**Problem details**
Note each line of the listing that contains the string "enough", and copy it.

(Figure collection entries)
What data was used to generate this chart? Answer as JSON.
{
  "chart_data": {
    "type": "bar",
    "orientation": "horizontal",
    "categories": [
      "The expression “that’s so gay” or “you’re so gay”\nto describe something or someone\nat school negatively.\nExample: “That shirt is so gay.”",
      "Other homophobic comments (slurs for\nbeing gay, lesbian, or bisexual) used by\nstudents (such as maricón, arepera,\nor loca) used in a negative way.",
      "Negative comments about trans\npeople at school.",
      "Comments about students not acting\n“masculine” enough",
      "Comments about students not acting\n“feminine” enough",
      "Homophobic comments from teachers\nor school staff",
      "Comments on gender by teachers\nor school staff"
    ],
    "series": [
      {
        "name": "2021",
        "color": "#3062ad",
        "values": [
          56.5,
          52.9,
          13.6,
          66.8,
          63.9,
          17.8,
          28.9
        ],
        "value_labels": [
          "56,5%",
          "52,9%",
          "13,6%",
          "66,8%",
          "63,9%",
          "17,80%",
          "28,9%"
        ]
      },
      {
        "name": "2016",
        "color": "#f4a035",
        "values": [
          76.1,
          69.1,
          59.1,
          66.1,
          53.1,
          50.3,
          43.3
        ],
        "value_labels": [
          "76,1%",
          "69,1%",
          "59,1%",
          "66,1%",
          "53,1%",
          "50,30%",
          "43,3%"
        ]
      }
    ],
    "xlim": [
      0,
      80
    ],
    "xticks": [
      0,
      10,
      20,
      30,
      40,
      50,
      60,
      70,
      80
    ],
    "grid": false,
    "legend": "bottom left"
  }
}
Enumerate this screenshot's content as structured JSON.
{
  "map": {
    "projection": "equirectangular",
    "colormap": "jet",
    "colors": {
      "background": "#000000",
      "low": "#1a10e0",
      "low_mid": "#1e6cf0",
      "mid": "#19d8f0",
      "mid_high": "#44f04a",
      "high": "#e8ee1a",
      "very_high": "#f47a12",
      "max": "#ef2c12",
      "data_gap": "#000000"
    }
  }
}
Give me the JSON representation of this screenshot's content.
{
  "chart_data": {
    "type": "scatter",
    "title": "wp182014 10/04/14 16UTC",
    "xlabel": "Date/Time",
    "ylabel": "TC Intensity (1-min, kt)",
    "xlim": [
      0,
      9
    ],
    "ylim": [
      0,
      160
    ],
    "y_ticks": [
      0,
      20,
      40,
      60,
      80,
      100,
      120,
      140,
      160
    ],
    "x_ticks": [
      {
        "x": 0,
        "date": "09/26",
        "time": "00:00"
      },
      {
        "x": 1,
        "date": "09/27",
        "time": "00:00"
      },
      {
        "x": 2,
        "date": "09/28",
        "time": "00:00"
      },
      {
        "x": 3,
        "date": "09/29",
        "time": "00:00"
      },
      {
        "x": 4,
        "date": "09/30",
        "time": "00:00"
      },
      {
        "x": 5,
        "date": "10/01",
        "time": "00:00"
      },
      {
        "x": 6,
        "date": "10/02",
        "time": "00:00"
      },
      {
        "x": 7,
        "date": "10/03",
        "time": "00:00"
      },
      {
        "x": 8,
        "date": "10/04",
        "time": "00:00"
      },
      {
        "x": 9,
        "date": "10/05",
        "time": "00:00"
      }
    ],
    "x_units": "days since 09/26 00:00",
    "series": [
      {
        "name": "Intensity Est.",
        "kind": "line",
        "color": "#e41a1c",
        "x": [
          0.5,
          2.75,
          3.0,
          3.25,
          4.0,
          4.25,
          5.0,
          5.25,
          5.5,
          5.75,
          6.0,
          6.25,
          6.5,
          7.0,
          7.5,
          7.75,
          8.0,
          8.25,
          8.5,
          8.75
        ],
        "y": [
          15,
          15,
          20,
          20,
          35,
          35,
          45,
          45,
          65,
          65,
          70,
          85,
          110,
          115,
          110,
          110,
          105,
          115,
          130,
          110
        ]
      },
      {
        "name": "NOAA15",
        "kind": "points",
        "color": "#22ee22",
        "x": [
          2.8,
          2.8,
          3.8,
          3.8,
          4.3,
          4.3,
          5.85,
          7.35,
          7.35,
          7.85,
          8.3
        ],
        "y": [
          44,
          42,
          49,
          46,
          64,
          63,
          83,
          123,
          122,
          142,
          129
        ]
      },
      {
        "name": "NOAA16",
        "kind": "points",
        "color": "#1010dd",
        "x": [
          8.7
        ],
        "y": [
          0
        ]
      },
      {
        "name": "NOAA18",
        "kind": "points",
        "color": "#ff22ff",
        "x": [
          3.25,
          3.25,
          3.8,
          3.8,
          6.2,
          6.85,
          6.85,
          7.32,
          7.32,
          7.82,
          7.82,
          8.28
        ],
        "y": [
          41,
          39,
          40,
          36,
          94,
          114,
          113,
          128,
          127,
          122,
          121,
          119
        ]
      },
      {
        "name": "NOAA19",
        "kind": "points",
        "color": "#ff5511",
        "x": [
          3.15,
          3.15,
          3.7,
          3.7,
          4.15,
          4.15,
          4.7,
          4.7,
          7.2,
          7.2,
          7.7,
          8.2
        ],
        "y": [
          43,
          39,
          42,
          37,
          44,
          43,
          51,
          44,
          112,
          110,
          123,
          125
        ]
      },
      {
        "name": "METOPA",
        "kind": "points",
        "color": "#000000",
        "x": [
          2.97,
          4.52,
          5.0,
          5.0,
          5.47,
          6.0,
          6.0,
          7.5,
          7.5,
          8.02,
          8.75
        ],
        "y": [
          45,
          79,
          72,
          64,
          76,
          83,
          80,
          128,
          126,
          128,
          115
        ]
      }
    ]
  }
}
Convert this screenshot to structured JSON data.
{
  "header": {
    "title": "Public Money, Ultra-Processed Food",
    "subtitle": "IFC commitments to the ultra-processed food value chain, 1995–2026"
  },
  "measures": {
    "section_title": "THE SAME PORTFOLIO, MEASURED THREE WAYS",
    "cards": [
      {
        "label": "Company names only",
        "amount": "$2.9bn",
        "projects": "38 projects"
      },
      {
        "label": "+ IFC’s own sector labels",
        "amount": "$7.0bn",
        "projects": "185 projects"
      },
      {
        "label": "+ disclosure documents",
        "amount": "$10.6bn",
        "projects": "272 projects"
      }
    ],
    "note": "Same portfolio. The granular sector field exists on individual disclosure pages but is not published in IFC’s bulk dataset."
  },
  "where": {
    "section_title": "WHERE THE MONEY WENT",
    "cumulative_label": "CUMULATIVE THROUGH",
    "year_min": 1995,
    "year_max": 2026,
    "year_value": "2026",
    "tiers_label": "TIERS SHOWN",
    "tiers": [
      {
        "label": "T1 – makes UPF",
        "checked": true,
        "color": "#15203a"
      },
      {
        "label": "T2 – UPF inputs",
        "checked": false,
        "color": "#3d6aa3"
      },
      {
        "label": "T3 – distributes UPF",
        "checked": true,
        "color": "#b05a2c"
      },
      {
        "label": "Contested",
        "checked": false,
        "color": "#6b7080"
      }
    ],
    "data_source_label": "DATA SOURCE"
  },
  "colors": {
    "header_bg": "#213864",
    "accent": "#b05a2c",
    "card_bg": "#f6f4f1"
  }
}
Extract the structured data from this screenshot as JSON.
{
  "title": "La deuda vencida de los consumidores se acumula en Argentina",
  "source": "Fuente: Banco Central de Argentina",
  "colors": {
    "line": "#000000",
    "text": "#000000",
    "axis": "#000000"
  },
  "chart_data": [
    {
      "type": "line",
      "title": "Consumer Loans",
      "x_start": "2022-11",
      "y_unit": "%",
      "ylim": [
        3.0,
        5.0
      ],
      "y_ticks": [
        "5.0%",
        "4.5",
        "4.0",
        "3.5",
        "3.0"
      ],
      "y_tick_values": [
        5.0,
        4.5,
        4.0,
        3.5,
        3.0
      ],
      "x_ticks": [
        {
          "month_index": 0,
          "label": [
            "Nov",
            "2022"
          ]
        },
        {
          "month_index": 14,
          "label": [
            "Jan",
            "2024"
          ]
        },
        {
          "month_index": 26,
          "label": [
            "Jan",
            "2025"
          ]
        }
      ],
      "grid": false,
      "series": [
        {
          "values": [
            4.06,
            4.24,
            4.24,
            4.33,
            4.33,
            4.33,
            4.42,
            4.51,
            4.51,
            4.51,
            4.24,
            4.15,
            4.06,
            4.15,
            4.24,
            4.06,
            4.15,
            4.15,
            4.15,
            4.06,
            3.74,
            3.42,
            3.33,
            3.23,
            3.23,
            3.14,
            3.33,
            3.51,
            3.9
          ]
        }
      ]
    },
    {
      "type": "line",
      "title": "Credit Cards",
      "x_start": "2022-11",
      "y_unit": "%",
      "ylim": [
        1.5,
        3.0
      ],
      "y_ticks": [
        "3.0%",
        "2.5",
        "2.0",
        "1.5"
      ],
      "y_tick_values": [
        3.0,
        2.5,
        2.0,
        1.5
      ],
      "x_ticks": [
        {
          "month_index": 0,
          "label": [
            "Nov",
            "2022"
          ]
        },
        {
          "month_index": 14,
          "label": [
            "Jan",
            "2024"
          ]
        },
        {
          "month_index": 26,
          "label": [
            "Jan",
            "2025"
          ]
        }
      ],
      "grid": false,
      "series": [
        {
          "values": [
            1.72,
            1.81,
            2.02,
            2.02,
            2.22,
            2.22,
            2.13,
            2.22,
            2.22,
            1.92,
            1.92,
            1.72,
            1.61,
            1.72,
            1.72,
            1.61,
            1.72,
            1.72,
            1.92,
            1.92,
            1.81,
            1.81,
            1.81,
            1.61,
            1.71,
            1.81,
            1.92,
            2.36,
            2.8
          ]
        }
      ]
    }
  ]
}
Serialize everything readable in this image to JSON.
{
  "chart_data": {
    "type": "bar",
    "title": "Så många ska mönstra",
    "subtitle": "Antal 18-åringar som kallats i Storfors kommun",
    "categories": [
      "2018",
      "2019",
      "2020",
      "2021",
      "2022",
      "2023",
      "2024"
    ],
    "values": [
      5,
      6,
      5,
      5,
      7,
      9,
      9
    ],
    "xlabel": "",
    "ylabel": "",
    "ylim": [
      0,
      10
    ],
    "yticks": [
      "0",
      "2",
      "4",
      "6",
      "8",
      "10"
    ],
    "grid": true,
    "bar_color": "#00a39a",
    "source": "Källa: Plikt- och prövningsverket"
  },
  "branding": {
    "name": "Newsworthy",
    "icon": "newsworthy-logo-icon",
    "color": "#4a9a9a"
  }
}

**Result of this task**
      "Comments about students not acting\n“masculine” enough",
      "Comments about students not acting\n“feminine” enough",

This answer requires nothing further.